- [Work to be completed]: Pull out every line below that holds the word "sehr".

START Input data

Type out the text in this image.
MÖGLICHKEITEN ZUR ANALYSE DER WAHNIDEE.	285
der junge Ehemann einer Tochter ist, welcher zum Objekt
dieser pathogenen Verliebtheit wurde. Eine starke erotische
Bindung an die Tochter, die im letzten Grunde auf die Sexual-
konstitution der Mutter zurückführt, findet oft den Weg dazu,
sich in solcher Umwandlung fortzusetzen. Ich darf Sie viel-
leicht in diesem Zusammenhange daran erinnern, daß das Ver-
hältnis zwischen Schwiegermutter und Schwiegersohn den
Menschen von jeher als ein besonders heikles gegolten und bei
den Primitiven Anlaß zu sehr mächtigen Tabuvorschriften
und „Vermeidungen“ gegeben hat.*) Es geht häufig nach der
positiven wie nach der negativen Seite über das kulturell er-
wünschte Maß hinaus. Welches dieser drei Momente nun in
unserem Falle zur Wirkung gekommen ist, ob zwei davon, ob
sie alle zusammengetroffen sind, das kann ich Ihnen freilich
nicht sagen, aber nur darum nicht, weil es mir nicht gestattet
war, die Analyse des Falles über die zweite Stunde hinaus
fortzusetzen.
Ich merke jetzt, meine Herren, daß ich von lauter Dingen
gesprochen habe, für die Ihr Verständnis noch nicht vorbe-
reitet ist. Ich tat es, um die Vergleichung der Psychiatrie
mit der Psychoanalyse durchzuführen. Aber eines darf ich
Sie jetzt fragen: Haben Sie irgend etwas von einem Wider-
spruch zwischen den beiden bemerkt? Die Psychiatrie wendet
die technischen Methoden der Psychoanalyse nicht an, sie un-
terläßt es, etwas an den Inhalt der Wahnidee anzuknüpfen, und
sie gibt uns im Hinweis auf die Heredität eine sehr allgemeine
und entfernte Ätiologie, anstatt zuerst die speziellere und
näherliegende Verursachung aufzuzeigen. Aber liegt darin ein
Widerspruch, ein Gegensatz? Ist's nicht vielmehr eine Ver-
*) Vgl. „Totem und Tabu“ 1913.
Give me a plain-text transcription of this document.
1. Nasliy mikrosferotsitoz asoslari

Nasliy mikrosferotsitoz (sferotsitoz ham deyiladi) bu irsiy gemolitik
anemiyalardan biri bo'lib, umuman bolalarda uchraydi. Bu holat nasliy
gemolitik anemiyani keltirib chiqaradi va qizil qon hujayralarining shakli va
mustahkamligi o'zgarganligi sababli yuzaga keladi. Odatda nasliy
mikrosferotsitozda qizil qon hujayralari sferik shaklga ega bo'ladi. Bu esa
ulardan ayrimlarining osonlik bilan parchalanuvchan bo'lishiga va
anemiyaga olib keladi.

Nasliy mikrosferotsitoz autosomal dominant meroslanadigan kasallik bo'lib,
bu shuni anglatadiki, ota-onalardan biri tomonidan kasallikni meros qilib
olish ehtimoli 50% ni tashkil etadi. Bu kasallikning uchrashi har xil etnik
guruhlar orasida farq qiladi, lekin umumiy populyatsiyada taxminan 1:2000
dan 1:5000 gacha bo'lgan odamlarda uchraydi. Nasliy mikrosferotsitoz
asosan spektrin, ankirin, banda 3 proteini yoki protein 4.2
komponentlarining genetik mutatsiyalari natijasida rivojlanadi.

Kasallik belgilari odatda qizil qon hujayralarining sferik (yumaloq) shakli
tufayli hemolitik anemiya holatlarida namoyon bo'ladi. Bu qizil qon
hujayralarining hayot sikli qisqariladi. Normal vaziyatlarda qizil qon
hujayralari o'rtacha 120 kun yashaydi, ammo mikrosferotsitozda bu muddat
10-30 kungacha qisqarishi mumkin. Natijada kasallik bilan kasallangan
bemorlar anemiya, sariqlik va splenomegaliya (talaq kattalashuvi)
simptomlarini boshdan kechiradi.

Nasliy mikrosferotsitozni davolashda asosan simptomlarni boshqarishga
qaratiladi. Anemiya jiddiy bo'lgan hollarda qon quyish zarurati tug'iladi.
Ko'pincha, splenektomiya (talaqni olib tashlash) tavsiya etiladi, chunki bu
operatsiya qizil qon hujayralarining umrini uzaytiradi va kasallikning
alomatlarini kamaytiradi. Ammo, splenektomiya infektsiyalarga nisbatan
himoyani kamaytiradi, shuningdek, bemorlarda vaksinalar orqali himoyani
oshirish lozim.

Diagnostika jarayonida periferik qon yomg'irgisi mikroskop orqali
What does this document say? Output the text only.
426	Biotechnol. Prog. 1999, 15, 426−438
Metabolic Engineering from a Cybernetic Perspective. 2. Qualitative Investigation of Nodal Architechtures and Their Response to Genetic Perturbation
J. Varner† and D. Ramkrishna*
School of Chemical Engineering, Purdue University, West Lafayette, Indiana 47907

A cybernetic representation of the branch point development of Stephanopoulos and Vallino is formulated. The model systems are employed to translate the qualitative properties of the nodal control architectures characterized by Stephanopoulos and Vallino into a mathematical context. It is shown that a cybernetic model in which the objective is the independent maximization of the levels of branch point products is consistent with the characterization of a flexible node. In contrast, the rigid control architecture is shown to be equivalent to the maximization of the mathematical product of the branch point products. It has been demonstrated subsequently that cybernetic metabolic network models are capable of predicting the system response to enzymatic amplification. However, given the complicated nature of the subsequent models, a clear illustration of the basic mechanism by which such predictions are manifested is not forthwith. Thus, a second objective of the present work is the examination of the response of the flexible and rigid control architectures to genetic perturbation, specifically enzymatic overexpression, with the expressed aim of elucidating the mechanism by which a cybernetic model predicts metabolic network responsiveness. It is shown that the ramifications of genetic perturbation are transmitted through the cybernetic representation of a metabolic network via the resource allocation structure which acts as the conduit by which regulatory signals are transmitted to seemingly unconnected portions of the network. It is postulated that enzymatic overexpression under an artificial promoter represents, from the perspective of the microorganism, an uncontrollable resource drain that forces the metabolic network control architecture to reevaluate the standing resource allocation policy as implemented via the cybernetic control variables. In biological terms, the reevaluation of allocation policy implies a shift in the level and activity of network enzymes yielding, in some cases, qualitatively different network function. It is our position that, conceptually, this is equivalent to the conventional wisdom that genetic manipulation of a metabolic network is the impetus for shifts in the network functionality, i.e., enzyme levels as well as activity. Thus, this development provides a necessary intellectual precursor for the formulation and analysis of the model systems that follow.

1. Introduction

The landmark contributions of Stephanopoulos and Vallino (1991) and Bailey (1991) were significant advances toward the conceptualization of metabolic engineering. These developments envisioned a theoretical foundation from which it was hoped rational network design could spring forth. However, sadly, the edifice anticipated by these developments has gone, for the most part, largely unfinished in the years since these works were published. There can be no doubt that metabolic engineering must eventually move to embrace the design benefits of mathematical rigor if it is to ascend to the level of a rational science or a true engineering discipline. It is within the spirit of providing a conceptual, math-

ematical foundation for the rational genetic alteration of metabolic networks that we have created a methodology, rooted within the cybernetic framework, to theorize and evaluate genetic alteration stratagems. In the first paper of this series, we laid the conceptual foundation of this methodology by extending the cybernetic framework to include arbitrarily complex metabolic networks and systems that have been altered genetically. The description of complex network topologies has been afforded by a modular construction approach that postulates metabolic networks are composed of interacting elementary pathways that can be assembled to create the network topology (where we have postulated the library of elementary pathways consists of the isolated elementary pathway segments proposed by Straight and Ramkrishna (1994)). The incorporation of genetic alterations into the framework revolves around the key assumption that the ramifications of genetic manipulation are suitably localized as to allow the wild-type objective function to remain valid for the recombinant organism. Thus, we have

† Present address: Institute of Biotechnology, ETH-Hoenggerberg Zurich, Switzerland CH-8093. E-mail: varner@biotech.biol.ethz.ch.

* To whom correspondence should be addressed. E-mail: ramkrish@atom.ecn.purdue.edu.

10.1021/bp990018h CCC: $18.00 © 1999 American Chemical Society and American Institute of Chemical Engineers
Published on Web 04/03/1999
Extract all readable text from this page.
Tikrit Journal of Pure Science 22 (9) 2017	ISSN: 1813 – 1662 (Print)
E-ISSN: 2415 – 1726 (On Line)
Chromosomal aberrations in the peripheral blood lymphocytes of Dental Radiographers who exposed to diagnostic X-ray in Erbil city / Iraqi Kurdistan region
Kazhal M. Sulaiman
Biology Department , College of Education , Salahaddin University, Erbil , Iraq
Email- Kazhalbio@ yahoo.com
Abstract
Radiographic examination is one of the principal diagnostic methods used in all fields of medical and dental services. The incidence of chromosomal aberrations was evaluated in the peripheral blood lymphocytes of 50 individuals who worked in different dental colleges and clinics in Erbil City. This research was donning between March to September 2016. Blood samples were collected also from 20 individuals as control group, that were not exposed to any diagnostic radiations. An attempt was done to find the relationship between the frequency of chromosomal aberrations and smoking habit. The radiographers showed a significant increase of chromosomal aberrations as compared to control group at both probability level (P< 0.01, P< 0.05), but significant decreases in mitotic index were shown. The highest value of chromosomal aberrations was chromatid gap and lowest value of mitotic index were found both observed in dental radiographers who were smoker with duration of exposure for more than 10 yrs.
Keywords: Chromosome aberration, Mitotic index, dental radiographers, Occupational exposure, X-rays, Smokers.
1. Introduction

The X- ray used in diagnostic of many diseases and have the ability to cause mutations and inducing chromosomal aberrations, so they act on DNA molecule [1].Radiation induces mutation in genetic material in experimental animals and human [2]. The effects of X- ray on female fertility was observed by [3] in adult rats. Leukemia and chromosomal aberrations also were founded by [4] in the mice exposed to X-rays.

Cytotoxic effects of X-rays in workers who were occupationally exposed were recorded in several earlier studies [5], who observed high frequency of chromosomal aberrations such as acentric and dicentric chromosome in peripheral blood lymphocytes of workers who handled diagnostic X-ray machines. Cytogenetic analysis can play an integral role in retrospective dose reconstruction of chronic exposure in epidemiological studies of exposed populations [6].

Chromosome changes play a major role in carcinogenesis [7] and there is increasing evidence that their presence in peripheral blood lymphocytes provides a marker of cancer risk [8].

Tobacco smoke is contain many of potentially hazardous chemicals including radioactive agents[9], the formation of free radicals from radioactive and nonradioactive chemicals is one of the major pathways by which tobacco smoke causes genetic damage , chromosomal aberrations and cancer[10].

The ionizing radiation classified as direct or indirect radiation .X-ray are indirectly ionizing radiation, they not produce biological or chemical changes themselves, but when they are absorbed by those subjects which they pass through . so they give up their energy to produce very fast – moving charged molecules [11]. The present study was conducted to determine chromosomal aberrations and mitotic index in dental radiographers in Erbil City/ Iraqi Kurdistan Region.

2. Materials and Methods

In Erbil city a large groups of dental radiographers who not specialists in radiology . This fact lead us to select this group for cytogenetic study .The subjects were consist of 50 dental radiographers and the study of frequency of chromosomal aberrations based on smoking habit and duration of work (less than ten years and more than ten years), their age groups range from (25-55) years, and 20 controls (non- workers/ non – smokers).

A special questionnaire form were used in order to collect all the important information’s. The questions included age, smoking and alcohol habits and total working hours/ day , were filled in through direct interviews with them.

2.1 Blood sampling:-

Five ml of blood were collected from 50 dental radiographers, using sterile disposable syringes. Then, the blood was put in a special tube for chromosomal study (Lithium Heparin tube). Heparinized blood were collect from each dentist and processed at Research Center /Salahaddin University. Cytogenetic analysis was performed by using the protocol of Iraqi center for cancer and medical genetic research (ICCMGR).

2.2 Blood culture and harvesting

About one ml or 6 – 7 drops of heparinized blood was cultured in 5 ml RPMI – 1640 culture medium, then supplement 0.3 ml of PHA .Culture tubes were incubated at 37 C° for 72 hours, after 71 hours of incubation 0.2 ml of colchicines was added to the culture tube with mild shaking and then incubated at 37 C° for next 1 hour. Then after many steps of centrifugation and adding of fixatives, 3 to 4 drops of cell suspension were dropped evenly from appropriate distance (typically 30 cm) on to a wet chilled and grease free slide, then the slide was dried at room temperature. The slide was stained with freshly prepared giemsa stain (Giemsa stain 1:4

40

END Input data

- [Task result]:
den Primitiven Anlaß zu sehr mächtigen Tabuvorschriften
sie gibt uns im Hinweis auf die Heredität eine sehr allgemeine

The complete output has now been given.